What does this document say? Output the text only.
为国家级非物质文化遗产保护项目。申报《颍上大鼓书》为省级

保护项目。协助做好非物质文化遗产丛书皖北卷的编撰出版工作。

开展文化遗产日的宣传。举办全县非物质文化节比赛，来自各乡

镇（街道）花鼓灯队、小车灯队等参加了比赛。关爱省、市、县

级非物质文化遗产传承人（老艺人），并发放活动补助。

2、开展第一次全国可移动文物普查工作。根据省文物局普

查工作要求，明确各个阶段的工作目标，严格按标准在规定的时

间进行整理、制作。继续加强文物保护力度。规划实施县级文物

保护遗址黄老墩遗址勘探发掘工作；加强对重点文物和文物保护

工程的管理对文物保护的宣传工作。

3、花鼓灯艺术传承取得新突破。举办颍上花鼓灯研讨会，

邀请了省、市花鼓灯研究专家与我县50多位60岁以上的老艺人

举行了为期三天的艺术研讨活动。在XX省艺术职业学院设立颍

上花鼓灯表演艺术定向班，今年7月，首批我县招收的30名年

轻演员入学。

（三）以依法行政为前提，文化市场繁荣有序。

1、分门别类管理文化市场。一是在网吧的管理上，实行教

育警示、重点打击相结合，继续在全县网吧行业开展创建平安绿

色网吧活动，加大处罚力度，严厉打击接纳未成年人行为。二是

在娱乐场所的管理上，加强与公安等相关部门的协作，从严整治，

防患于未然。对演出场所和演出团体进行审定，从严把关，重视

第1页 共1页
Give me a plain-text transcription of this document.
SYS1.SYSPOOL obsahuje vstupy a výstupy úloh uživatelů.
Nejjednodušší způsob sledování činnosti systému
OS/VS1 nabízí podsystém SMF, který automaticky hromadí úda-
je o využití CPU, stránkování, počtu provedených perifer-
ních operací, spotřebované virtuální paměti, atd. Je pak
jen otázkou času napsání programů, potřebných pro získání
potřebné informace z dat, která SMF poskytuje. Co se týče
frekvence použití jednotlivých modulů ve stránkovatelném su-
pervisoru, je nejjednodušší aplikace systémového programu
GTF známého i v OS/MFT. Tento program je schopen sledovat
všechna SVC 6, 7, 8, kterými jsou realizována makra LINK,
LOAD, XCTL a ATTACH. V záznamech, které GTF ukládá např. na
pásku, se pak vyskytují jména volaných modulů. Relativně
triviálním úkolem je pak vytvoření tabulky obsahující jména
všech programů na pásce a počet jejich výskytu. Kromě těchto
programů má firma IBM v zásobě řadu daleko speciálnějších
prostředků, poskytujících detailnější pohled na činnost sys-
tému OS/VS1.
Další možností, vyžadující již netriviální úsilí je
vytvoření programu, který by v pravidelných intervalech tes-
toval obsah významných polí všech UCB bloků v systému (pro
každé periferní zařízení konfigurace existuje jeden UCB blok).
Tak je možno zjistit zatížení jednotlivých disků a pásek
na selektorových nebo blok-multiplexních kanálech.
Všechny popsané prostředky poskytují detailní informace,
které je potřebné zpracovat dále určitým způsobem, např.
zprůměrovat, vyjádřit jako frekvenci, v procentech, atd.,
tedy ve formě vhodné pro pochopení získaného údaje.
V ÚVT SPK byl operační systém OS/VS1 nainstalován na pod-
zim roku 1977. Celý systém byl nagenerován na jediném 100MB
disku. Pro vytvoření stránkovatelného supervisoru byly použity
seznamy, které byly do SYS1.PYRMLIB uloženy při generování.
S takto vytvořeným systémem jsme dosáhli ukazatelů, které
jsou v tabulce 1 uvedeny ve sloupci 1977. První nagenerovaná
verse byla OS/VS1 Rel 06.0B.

=== Problem to work on ===
Copy out each line of the material that holds the word "jednotlivých".

=== Output for this task ===
frekvence použití jednotlivých modulů ve stránkovatelném su-
Tak je možno zjistit zatížení jednotlivých disků a pásek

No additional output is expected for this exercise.